• **本文抜粋**:
_ _ _

夕飯前まで時間があったので、ホテルの周辺を徒歩で散策すると、5分も歩かないうちに野生の馬に遭遇。人間の姿を見ても、まったく逃げるそぶりがない。なんてほのぼのとしているのだろう! このあたりではディンゴやワラビーに遭遇することもよくあるという。

 

 

 

 

 さて、ディナータイムだ。

 

「クーインダ・ロッジ・カカドゥ」のレストランでは、可能な限り地元で採れた食材を使用し、伝統的な先住民の味を現代的な技術で表現した料理を楽しめる。巨大魚バラマンディー、クロコダイル、カンガルー、バッファローと、普段なかなか味わえない食材が揃っているので、ぜひともそれらを味わいたいところだ。

 

 

左上から時計回りに、バッファロー、クロコダイル、バラマンディ―、カンガルー。

_ _ _

• **抽出情報**:
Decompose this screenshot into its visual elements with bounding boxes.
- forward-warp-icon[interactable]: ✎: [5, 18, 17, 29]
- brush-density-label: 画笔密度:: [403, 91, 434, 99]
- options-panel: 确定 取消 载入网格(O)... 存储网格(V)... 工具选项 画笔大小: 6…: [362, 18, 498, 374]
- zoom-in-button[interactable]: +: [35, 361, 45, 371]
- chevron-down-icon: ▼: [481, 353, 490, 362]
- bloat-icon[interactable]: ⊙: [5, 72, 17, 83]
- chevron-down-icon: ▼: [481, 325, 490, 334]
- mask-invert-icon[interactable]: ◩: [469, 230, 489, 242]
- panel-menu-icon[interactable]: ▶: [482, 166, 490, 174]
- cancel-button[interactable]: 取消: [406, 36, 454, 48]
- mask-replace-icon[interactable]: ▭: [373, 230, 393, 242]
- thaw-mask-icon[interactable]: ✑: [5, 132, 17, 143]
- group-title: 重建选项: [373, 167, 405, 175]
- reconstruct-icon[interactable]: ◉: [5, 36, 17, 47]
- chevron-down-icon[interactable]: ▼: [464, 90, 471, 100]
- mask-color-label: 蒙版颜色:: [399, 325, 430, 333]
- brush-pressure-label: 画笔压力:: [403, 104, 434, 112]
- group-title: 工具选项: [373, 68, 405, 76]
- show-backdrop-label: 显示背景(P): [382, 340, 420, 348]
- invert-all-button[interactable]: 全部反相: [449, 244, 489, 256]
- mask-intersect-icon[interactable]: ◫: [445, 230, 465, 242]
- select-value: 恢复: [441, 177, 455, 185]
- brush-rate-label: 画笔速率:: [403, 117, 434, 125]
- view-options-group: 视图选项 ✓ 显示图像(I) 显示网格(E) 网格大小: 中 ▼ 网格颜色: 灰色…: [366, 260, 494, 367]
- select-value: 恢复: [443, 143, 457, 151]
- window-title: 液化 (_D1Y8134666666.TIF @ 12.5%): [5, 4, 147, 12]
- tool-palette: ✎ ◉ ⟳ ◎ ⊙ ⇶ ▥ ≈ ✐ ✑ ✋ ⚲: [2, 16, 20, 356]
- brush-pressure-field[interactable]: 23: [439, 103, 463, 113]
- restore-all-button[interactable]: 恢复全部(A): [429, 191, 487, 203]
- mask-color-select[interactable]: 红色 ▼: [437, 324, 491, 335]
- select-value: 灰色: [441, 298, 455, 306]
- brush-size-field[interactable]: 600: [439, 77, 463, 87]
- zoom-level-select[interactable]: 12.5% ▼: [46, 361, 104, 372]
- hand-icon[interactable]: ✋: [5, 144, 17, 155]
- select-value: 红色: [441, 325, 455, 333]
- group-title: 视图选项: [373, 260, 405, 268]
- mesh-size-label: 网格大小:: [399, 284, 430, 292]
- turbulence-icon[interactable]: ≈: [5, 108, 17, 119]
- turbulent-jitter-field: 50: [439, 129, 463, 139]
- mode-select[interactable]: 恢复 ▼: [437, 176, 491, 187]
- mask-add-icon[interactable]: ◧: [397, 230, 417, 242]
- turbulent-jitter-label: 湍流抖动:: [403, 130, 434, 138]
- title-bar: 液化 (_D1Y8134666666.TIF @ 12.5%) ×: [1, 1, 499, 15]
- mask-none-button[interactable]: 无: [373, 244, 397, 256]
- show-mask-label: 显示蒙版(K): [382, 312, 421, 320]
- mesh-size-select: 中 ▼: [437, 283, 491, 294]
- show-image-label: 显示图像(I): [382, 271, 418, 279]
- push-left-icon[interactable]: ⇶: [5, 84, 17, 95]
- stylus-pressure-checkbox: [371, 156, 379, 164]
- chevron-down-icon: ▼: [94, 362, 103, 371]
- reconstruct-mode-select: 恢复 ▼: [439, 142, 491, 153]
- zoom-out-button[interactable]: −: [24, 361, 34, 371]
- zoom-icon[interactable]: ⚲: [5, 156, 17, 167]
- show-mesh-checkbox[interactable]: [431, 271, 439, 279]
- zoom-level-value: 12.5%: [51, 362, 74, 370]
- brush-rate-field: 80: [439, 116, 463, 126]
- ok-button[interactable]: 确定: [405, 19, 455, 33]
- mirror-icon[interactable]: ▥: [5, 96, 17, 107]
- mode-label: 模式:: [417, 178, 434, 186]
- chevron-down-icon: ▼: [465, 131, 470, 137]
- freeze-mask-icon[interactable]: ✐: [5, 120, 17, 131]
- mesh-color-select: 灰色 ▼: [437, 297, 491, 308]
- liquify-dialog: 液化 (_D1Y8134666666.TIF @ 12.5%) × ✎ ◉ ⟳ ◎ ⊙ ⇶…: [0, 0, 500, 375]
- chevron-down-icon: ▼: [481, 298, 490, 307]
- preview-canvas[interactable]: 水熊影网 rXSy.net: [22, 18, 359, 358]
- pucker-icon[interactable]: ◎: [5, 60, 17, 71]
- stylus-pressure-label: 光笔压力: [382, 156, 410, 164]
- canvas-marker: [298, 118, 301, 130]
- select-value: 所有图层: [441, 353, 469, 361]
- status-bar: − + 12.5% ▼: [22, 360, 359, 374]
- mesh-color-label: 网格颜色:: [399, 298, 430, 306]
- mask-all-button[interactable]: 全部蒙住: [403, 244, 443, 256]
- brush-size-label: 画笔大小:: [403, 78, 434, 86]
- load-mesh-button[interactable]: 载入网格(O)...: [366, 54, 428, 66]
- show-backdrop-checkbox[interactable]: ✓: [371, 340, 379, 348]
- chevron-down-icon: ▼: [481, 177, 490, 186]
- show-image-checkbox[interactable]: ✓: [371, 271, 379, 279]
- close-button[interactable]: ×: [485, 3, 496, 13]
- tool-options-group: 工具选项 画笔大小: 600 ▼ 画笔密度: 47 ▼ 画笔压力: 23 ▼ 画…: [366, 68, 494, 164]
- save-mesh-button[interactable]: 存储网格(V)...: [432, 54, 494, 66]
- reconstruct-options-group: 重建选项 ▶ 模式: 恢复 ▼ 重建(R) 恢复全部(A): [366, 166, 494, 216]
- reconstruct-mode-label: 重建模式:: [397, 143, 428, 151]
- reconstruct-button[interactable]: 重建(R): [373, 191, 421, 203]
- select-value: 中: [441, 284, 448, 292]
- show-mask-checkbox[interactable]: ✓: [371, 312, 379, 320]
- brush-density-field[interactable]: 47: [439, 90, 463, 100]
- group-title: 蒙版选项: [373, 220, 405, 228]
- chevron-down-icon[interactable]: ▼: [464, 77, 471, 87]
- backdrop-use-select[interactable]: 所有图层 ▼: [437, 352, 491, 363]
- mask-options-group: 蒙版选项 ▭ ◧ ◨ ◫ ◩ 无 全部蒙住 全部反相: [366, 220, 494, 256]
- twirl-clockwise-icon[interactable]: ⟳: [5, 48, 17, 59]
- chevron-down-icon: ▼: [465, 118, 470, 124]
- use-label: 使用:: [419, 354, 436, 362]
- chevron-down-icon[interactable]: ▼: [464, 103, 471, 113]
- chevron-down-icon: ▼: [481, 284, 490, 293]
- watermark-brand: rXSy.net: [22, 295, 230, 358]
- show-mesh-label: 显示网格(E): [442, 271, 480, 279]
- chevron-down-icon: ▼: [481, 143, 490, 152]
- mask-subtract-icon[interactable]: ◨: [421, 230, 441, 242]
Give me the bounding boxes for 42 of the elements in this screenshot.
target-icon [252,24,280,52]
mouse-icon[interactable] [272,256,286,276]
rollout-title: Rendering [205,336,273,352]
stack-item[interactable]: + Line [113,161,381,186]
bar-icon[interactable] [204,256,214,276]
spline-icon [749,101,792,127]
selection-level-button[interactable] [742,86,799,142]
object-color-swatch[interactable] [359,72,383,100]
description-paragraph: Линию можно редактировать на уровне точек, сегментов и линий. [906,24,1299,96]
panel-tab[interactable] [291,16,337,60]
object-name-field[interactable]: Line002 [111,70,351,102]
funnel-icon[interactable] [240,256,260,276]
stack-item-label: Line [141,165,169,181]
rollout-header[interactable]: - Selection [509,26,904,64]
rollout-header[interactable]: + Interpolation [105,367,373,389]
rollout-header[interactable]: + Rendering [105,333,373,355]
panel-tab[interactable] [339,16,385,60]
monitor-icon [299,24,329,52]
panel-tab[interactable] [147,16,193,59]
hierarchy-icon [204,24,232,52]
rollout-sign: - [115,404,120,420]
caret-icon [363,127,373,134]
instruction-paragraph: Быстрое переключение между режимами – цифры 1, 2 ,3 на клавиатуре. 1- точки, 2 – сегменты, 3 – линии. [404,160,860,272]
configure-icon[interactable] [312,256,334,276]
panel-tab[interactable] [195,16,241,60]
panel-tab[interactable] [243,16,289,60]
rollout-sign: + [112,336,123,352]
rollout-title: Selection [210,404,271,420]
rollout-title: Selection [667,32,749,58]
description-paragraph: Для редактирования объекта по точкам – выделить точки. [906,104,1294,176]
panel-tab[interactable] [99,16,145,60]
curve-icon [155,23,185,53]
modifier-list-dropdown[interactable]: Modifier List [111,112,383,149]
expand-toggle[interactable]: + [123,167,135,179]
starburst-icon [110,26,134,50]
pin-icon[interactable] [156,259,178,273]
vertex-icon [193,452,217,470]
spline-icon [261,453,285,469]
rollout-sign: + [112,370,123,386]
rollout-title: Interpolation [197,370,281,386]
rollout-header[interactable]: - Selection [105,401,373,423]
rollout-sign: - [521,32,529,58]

_ _ _

• **指示**:
a - クーインダ・ロッジ・カカドゥについての本文から、次の問いに答えてください。
(i) ホテルの周辺を歩き出して5分もたたないうちに出会ったのは何か。
(ii) このあたりでよく遭遇することがあるという動物を二つ挙げよ。
(iii) レストランの料理は、何を何で表現したものとされているか。
b - クーインダ・ロッジ・カカドゥについての本文を、最後の文の後から書き継いでください。

• **回答**:
a -
(i) 野生の馬
(ii) ディンゴとワラビー
(iii) 伝統的な先住民の味を、現代的な技術で表現したもの

b -
 

 

 

 ティウィ諸島で食してからすっかりバラマンディーのファンに。脂質が少なくしっかりした肉質のカンガルーのステーキ、鶏肉のように柔らかなクロコダイルの唐揚げをツマミに、ついついビールが進む。日本ではなかなか食べる機会のないものばかりなので、旅のいい思い出になった。

 

 カカドゥに到着した翌朝は、日の出直前の6;45からのイエローウォータークルーズに参加した。宿泊している「クーインダ・ロッジ・カカドゥ」はイエローウォータービラボンのほとりにあり、ツアーバスはロッジから出発するので朝早くとも心配無用!

 

 

ペーパーバーク、パンダナス、フレッシュウォーターマングローブが生い茂るイエローウォーターには多種多様の動植物が生息している。早朝クルーズでは、豊かな生態系が生き生きと動き出す瞬間を体感できる。

 

 

 

 それにしても、早朝のビラボンの、なんと空気の清々しいことか。水面は実に穏やかで、ボートのエンジンを止めると静寂が訪れ、聞こえてくるのは、さまざまな鳥のさえずりのみ。ここは楽園なのではないかとさえ思えてくる。

 

 

日の出とともに出発!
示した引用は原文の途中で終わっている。